Your instructions:
Reproduce, without any alteration, the lines of the listing from the line containing "plot-area: 0 0.05" through the line containing "519, 180, 532]", including both of those lines.

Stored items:
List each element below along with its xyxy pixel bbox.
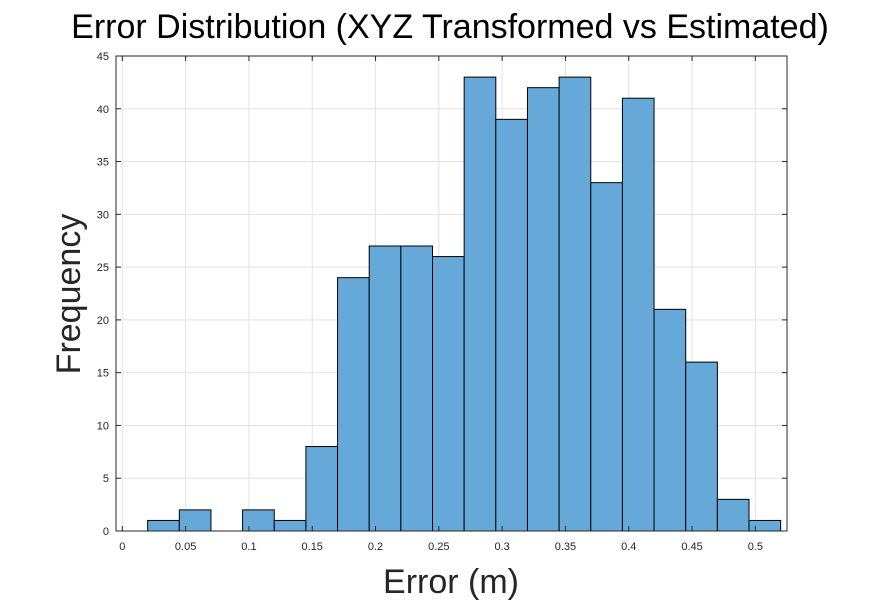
plot-area: 0 0.05 0.1 0.15 0.2 0.25 0.3 0.35 0.4 0.45 0.5 0 5 1…	[97, 51, 788, 553]
histogram-bar	[368, 245, 402, 532]
axes-box	[115, 55, 788, 532]
histogram-bar	[716, 498, 750, 532]
x-tick-labels: 0 0.05 0.1 0.15 0.2 0.25 0.3 0.35 0.4 0.45 0.5	[119, 541, 763, 553]
axis-ticks	[116, 55, 787, 532]
histogram-bar	[463, 76, 497, 532]
histogram-bar	[242, 509, 275, 532]
histogram-bar	[590, 182, 623, 532]
y-axis-label: Frequency	[50, 214, 88, 375]
x-tick-label: 0.45	[681, 541, 702, 553]
histogram-bar	[400, 245, 434, 532]
x-tick-label: 0.35	[555, 541, 576, 553]
y-tick-label: 5	[103, 473, 109, 485]
histogram-bars	[147, 76, 782, 532]
histogram-bar	[685, 361, 718, 532]
x-tick-label: 0.3	[494, 541, 509, 553]
x-tick-label: 0.4	[621, 541, 636, 553]
y-tick-label: 10	[97, 420, 109, 432]
y-tick-label: 35	[97, 157, 109, 169]
histogram-bar	[273, 519, 307, 532]
histogram-bar	[432, 256, 465, 532]
y-tick-label: 0	[103, 526, 109, 538]
x-tick-label: 0.25	[428, 541, 449, 553]
y-tick-label: 30	[97, 209, 109, 221]
chart-title: Error Distribution (XYZ Transformed vs E…	[71, 8, 829, 46]
histogram-bar	[147, 519, 180, 532]
histogram-bar	[748, 519, 782, 532]
y-tick-labels: 0 5 10 15 20 25 30 35 40 45	[97, 51, 109, 538]
histogram-bar	[178, 509, 212, 532]
y-tick-label: 40	[97, 104, 109, 116]
histogram-bar	[558, 76, 592, 532]
x-tick-label: 0.1	[241, 541, 256, 553]
x-tick-label: 0.2	[368, 541, 383, 553]
y-tick-label: 15	[97, 368, 109, 380]
y-tick-label: 45	[97, 51, 109, 63]
histogram-bar	[621, 97, 655, 532]
x-tick-label: 0.5	[748, 541, 763, 553]
histogram-bar	[653, 308, 687, 532]
x-tick-label: 0	[119, 541, 125, 553]
histogram-bar	[526, 87, 560, 532]
histogram-bar	[337, 277, 370, 532]
x-tick-label: 0.15	[302, 541, 323, 553]
x-axis-label: Error (m)	[383, 563, 519, 601]
y-tick-label: 20	[97, 315, 109, 327]
x-tick-label: 0.05	[175, 541, 196, 553]
histogram-bar	[305, 446, 339, 532]
y-tick-label: 25	[97, 262, 109, 274]
histogram-bar	[495, 118, 528, 532]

Written solution:
plot-area: 0 0.05 0.1 0.15 0.2 0.25 0.3 0.35 0.4 0.45 0.5 0 5 1…	[97, 51, 788, 553]
histogram-bar	[368, 245, 402, 532]
axes-box	[115, 55, 788, 532]
histogram-bar	[716, 498, 750, 532]
x-tick-labels: 0 0.05 0.1 0.15 0.2 0.25 0.3 0.35 0.4 0.45 0.5	[119, 541, 763, 553]
axis-ticks	[116, 55, 787, 532]
histogram-bar	[463, 76, 497, 532]
histogram-bar	[242, 509, 275, 532]
histogram-bar	[590, 182, 623, 532]
y-axis-label: Frequency	[50, 214, 88, 375]
x-tick-label: 0.45	[681, 541, 702, 553]
histogram-bar	[400, 245, 434, 532]
x-tick-label: 0.35	[555, 541, 576, 553]
y-tick-label: 5	[103, 473, 109, 485]
histogram-bars	[147, 76, 782, 532]
histogram-bar	[685, 361, 718, 532]
x-tick-label: 0.3	[494, 541, 509, 553]
x-tick-label: 0.4	[621, 541, 636, 553]
y-tick-label: 10	[97, 420, 109, 432]
y-tick-label: 35	[97, 157, 109, 169]
histogram-bar	[273, 519, 307, 532]
histogram-bar	[432, 256, 465, 532]
y-tick-label: 0	[103, 526, 109, 538]
x-tick-label: 0.25	[428, 541, 449, 553]
y-tick-label: 30	[97, 209, 109, 221]
chart-title: Error Distribution (XYZ Transformed vs E…	[71, 8, 829, 46]
histogram-bar	[147, 519, 180, 532]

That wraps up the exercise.